→ **EXERCISE TASK**: Look through the material below for "DevForum". Copy every line that contains it.

→ **Some records**:
○ ○ ○

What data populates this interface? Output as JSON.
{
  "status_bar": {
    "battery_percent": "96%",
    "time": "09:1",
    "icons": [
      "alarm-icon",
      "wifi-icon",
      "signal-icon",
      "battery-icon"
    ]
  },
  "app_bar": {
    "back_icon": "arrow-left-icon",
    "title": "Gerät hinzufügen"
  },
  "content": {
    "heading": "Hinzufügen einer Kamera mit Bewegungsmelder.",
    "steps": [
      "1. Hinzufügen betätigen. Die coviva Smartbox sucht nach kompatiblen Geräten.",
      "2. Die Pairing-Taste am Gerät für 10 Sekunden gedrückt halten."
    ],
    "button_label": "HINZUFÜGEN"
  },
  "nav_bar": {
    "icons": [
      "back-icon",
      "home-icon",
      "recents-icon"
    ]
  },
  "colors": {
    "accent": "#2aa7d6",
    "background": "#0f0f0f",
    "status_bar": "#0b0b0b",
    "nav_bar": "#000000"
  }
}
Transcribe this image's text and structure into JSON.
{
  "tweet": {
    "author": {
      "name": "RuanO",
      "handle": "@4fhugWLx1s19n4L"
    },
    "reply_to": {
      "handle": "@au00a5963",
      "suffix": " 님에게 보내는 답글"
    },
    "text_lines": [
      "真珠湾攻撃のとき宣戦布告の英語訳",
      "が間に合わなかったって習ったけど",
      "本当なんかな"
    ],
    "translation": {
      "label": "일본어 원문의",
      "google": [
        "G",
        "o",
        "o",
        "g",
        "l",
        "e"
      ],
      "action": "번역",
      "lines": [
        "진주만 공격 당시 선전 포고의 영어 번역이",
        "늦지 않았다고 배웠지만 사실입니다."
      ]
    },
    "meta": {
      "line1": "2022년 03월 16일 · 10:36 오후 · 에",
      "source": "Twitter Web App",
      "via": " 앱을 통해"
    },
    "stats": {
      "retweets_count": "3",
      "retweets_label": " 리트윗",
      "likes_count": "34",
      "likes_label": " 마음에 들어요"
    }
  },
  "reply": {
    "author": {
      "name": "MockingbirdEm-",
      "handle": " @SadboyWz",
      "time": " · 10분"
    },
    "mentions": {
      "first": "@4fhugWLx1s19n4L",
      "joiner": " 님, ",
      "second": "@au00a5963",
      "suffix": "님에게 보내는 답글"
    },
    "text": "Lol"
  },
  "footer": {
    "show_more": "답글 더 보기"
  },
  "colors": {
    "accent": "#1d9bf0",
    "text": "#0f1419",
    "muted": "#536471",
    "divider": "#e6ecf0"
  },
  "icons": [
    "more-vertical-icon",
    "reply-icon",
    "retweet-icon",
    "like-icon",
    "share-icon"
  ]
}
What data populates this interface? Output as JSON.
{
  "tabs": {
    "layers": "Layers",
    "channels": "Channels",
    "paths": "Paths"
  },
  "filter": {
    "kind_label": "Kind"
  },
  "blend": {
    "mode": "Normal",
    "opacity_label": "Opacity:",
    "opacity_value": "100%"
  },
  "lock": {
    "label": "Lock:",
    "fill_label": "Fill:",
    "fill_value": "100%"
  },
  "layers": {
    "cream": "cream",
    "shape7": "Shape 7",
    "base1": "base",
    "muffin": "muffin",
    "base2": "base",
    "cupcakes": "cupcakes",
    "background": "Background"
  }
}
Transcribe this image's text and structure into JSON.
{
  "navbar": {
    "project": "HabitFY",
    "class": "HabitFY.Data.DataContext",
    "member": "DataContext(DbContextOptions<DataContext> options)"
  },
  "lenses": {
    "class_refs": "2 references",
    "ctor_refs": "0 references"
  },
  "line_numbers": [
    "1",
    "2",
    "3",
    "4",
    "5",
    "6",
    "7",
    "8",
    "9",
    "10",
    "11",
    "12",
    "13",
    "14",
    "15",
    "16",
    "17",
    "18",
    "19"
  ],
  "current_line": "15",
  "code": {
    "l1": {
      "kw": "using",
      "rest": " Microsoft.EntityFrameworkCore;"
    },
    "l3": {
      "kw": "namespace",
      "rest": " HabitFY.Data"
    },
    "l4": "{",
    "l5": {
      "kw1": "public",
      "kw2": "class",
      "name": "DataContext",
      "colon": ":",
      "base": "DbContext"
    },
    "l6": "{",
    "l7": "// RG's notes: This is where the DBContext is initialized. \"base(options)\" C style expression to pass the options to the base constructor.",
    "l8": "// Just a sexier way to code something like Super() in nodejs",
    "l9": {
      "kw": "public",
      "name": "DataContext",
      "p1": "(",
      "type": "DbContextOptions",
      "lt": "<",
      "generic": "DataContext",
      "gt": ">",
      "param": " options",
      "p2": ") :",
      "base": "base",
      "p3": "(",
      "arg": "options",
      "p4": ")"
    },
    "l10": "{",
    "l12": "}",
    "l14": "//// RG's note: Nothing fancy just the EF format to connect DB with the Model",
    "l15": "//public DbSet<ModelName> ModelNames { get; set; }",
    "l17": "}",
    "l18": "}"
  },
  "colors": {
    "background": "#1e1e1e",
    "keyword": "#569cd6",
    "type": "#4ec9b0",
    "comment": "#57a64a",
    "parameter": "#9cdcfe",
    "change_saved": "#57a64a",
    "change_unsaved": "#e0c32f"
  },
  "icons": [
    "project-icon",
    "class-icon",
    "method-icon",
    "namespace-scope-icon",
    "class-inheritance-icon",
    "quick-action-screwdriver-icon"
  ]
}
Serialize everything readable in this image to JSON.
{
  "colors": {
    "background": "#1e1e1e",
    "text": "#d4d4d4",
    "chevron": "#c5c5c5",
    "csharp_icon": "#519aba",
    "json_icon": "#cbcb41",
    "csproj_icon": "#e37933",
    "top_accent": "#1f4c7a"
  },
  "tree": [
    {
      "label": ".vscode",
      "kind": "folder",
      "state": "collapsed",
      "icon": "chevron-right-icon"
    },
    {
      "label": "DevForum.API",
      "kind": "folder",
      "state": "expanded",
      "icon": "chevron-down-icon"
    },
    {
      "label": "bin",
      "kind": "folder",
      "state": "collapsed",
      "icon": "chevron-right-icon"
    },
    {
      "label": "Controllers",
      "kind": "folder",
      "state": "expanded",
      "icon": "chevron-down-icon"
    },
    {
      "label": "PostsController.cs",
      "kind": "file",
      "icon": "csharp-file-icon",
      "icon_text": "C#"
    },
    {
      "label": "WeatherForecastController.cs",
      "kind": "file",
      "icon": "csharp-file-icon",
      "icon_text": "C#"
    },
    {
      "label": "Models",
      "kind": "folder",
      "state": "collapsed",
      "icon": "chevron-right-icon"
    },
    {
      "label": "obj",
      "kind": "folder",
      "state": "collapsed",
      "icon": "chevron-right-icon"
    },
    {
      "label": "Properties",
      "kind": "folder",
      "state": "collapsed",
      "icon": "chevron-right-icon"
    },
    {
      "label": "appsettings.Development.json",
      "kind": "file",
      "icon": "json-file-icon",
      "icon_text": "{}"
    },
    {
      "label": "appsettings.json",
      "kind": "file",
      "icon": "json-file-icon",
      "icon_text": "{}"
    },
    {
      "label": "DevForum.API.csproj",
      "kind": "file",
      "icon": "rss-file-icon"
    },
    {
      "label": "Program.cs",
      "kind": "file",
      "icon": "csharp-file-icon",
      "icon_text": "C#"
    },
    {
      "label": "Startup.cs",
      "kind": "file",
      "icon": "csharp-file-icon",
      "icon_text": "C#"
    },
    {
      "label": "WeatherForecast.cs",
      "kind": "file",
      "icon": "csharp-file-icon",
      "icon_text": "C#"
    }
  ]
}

○ ○ ○

→ **SOLUTION TO THIS EXERCISE**:
      "label": "DevForum.API",
      "label": "DevForum.API.csproj",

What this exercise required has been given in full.